Records that describe figures:
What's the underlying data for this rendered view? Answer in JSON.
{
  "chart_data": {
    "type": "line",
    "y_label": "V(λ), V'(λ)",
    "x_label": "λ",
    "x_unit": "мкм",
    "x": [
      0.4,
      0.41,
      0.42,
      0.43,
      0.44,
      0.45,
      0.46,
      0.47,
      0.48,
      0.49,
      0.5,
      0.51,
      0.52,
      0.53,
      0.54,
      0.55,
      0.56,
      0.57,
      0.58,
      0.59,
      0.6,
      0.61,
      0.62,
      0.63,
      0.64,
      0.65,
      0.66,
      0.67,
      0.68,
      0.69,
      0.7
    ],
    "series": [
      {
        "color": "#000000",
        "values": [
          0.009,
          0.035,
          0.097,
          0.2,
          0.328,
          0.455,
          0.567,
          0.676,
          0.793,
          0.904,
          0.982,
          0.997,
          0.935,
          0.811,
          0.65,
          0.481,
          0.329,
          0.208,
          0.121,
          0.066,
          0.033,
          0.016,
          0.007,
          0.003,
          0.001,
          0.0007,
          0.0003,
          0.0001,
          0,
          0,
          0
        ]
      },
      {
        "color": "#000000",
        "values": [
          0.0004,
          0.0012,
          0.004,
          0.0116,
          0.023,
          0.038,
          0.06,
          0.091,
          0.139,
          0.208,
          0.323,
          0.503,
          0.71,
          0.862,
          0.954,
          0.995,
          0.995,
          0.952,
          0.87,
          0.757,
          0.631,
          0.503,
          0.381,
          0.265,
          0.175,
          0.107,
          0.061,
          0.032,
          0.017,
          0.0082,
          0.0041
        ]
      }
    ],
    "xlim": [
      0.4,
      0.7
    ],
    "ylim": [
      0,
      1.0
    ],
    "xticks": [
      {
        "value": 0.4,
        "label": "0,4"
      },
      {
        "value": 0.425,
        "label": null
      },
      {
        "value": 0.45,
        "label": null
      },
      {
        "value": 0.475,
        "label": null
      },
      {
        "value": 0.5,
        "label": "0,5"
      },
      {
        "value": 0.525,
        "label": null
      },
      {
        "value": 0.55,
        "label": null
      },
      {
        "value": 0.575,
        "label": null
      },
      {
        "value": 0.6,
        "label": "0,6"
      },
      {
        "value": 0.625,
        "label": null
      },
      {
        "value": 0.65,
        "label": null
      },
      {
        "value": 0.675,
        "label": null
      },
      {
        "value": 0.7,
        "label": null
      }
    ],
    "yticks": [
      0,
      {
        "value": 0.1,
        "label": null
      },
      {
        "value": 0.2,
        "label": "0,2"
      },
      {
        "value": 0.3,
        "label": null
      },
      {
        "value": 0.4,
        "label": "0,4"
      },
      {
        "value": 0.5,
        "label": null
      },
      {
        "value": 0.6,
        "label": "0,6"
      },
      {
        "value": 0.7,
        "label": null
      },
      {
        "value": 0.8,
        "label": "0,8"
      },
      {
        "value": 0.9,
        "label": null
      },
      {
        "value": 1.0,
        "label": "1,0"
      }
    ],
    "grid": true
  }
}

• [Exercise requirements]:
Extract every line above exactly as it stands.

• [Written reply]:
What's the underlying data for this rendered view? Answer in JSON.
{
  "chart_data": {
    "type": "line",
    "y_label": "V(λ), V'(λ)",
    "x_label": "λ",
    "x_unit": "мкм",
    "x": [
      0.4,
      0.41,
      0.42,
      0.43,
      0.44,
      0.45,
      0.46,
      0.47,
      0.48,
      0.49,
      0.5,
      0.51,
      0.52,
      0.53,
      0.54,
      0.55,
      0.56,
      0.57,
      0.58,
      0.59,
      0.6,
      0.61,
      0.62,
      0.63,
      0.64,
      0.65,
      0.66,
      0.67,
      0.68,
      0.69,
      0.7
    ],
    "series": [
      {
        "color": "#000000",
        "values": [
          0.009,
          0.035,
          0.097,
          0.2,
          0.328,
          0.455,
          0.567,
          0.676,
          0.793,
          0.904,
          0.982,
          0.997,
          0.935,
          0.811,
          0.65,
          0.481,
          0.329,
          0.208,
          0.121,
          0.066,
          0.033,
          0.016,
          0.007,
          0.003,
          0.001,
          0.0007,
          0.0003,
          0.0001,
          0,
          0,
          0
        ]
      },
      {
        "color": "#000000",
        "values": [
          0.0004,
          0.0012,
          0.004,
          0.0116,
          0.023,
          0.038,
          0.06,
          0.091,
          0.139,
          0.208,
          0.323,
          0.503,
          0.71,
          0.862,
          0.954,
          0.995,
          0.995,
          0.952,
          0.87,
          0.757,
          0.631,
          0.503,
          0.381,
          0.265,
          0.175,
          0.107,
          0.061,
          0.032,
          0.017,
          0.0082,
          0.0041
        ]
      }
    ],
    "xlim": [
      0.4,
      0.7
    ],
    "ylim": [
      0,
      1.0
    ],
    "xticks": [
      {
        "value": 0.4,
        "label": "0,4"
      },
      {
        "value": 0.425,
        "label": null
      },
      {
        "value": 0.45,
        "label": null
      },
      {
        "value": 0.475,
        "label": null
      },
      {
        "value": 0.5,
        "label": "0,5"
      },
      {
        "value": 0.525,
        "label": null
      },
      {
        "value": 0.55,
        "label": null
      },
      {
        "value": 0.575,
        "label": null
      },
      {
        "value": 0.6,
        "label": "0,6"
      },
      {
        "value": 0.625,
        "label": null
      },
      {
        "value": 0.65,
        "label": null
      },
      {
        "value": 0.675,
        "label": null
      },
      {
        "value": 0.7,
        "label": null
      }
    ],
    "yticks": [
      0,
      {
        "value": 0.1,
        "label": null
      },
      {
        "value": 0.2,
        "label": "0,2"
      },
      {
        "value": 0.3,
        "label": null
      },
      {
        "value": 0.4,
        "label": "0,4"
      },
      {
        "value": 0.5,
        "label": null
      },
      {
        "value": 0.6,
        "label": "0,6"
      },
      {
        "value": 0.7,
        "label": null
      },
      {
        "value": 0.8,
        "label": "0,8"
      },
      {
        "value": 0.9,
        "label": null
      },
      {
        "value": 1.0,
        "label": "1,0"
      }
    ],
    "grid": true
  }
}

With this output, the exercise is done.